» EXERCISE AIM
Where does the string "this" appear in the records? Copy every line that contains it.
_____
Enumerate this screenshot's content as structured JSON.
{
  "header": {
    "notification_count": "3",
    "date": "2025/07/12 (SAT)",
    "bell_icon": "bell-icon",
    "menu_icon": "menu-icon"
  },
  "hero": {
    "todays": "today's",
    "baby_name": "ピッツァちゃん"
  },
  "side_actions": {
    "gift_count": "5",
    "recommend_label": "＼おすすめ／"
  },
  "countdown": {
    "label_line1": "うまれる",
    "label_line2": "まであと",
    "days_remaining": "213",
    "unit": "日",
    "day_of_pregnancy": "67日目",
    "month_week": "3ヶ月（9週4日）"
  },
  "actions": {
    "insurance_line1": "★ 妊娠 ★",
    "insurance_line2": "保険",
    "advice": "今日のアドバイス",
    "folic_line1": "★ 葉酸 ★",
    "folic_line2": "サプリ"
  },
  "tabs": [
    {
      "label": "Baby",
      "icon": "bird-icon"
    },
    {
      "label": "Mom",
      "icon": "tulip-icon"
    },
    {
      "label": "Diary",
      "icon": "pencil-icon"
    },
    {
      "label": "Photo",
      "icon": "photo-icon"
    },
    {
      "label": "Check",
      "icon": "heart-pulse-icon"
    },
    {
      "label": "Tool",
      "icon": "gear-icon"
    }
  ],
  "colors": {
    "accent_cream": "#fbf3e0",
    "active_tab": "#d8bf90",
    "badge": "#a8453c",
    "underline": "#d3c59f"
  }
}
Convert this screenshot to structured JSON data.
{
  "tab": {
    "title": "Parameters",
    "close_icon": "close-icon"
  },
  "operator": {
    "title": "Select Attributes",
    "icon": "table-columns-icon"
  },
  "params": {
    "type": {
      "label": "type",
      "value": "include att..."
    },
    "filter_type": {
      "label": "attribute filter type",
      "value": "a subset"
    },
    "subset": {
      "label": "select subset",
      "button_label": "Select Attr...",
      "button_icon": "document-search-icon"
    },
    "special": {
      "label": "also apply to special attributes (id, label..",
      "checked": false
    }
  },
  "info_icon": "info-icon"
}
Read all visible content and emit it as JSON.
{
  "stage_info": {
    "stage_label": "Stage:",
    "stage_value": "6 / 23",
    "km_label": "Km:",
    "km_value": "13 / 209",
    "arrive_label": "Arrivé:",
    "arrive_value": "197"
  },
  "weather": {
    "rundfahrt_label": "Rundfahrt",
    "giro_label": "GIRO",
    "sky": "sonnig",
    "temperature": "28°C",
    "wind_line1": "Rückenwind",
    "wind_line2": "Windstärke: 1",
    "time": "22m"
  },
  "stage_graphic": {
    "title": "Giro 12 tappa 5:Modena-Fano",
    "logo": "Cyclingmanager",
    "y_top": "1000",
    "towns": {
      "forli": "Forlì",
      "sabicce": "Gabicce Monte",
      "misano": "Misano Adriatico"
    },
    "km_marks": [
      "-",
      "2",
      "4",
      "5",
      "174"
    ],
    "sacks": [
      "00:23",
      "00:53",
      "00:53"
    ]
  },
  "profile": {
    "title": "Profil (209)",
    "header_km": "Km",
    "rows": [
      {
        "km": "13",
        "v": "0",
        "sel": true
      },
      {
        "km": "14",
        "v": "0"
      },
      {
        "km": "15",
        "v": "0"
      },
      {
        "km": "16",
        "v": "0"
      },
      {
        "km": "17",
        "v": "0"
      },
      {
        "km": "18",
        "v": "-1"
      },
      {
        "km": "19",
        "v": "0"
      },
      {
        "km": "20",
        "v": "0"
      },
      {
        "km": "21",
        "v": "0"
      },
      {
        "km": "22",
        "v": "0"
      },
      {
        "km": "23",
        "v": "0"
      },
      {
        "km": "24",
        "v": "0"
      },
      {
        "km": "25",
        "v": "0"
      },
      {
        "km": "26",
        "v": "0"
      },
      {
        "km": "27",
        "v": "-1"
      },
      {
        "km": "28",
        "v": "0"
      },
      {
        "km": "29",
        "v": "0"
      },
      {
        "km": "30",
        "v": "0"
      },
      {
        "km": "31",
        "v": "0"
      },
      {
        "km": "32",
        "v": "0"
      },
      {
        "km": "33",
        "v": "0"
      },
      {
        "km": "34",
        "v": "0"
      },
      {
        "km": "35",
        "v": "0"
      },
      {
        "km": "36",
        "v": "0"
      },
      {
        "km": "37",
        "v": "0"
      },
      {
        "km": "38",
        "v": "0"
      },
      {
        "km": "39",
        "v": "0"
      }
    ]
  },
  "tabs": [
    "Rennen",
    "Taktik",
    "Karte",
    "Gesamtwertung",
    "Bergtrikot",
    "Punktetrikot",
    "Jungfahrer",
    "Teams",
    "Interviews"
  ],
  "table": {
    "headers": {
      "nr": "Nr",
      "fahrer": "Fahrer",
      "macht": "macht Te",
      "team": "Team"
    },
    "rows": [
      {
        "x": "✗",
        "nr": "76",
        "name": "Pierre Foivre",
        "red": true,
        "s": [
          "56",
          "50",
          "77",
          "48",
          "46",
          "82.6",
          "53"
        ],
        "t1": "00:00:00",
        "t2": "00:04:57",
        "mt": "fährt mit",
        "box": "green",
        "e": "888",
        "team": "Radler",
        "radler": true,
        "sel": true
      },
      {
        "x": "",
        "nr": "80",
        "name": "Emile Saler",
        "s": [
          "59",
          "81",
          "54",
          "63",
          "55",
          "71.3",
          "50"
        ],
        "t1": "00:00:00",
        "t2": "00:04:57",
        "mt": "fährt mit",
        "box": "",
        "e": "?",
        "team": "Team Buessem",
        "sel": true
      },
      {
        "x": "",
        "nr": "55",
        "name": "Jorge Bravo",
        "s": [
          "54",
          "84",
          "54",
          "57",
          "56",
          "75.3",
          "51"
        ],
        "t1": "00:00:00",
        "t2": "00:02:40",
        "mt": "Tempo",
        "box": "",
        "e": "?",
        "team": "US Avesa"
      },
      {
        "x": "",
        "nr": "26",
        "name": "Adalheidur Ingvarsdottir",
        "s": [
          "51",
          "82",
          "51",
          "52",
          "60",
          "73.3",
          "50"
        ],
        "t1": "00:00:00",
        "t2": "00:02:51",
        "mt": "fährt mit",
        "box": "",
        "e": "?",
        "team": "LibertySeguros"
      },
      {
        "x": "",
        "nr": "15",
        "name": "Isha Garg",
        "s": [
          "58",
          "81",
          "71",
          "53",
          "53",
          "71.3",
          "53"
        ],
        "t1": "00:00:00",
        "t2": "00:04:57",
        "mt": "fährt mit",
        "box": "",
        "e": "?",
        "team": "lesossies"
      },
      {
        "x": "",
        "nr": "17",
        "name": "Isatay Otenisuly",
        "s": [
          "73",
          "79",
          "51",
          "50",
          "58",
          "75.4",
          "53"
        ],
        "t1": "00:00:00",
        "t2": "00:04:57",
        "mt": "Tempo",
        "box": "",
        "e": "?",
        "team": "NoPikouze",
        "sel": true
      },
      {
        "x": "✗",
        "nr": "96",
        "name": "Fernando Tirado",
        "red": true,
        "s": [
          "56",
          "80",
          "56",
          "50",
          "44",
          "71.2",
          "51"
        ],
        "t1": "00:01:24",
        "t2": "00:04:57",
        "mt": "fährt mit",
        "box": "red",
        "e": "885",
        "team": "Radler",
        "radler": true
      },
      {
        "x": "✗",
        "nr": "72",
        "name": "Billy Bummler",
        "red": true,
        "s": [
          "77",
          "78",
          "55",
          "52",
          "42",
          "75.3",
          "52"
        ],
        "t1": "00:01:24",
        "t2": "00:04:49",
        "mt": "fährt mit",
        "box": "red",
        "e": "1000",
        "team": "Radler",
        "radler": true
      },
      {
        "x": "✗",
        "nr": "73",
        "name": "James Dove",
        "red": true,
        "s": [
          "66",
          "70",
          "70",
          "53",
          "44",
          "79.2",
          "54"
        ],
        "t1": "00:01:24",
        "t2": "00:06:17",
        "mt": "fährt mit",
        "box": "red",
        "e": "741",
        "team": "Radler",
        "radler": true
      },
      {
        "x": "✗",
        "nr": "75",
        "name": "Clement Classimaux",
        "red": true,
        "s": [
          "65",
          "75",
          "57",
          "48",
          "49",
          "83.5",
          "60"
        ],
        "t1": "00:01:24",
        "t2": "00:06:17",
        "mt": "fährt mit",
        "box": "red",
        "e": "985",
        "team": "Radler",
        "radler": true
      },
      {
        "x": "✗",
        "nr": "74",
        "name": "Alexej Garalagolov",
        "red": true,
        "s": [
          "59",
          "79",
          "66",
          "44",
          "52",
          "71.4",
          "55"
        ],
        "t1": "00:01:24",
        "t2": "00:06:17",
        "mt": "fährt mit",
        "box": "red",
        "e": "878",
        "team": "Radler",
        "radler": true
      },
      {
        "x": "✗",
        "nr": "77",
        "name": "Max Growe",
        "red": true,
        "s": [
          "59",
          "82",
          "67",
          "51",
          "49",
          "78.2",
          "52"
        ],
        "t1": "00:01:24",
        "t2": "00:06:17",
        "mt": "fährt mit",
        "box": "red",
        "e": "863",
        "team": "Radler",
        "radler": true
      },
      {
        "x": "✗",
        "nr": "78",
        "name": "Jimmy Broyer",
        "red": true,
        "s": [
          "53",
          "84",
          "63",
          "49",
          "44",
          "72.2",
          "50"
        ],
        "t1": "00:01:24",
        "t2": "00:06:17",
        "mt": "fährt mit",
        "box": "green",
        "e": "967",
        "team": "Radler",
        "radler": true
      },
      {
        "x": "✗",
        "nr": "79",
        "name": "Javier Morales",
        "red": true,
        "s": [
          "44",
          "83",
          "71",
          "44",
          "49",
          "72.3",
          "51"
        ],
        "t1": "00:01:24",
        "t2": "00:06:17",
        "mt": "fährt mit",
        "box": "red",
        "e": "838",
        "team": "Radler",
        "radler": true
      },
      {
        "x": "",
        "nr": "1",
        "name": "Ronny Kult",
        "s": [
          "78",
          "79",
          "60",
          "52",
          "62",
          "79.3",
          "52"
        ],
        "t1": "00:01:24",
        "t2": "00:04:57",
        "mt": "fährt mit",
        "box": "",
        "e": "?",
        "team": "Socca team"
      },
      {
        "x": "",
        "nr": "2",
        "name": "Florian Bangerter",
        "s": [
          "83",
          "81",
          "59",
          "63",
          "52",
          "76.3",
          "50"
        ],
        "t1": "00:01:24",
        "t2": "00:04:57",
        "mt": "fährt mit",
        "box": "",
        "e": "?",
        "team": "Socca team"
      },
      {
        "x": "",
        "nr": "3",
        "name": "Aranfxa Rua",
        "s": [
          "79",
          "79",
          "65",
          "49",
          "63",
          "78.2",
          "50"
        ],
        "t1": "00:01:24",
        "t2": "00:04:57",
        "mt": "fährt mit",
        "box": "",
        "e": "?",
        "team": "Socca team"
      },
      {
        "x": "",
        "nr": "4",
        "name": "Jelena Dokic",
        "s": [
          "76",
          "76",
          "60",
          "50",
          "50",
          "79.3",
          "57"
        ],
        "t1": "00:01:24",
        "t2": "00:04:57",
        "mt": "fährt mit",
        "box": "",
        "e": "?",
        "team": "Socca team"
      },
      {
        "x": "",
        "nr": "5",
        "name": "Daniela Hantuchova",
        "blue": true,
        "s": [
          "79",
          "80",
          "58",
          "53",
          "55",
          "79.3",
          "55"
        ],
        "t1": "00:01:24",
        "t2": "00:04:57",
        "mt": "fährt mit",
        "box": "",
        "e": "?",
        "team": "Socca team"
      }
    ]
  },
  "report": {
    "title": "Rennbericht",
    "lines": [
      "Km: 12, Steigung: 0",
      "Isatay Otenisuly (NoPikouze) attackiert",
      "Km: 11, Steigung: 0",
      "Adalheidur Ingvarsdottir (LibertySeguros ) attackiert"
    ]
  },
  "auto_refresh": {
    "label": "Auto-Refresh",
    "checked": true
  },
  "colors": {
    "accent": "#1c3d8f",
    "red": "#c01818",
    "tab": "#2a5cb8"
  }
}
_____
» ANSWER
Enumerate this screenshot's content as structured JSON.
Convert this screenshot to structured JSON data.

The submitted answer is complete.